Figure collection entries:
★ ★ ★
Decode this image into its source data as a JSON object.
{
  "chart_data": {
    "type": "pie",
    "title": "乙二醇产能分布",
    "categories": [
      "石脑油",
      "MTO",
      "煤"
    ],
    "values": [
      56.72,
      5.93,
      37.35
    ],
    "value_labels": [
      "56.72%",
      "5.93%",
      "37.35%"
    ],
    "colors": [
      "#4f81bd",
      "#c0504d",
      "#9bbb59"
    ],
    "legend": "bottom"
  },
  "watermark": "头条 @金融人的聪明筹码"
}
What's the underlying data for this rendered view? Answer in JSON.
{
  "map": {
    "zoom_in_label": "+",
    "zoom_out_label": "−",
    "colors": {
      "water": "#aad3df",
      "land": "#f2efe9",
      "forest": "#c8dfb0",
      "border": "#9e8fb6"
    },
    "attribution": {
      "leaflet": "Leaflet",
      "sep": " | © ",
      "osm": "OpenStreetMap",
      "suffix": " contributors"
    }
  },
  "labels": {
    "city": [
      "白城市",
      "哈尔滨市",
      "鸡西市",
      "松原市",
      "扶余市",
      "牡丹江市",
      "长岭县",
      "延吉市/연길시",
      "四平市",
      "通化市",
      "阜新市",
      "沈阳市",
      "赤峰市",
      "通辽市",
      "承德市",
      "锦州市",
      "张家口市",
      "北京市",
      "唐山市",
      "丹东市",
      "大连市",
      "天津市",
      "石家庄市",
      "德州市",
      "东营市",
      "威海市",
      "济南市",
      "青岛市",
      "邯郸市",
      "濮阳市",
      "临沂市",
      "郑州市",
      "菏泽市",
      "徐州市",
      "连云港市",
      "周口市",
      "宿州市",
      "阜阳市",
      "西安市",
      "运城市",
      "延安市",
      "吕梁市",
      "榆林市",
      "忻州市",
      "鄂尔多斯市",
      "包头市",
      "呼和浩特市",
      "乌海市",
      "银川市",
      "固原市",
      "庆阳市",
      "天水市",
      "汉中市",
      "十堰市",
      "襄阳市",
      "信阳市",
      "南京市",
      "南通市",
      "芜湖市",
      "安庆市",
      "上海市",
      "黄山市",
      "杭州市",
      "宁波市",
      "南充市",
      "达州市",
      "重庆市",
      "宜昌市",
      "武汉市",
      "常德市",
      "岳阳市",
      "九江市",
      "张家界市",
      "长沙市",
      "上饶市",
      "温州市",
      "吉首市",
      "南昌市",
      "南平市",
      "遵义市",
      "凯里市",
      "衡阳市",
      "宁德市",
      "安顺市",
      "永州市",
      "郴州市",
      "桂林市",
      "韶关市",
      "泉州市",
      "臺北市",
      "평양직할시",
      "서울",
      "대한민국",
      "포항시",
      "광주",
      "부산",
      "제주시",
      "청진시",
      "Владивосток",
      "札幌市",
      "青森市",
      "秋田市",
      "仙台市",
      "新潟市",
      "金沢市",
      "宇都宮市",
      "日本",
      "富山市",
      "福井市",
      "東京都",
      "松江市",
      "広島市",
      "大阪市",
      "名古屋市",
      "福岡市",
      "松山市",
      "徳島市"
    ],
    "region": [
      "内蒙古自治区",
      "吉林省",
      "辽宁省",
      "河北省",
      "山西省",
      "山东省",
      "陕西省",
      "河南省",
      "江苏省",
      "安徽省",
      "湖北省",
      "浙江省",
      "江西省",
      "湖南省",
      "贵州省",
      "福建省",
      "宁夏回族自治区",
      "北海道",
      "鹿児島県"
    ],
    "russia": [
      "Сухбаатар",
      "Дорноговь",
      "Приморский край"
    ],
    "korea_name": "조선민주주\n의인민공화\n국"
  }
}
★ ★ ★
__Your objective__
In the records above, collect each line with "JSON".

__Reply__
Decode this image into its source data as a JSON object.
What's the underlying data for this rendered view? Answer in JSON.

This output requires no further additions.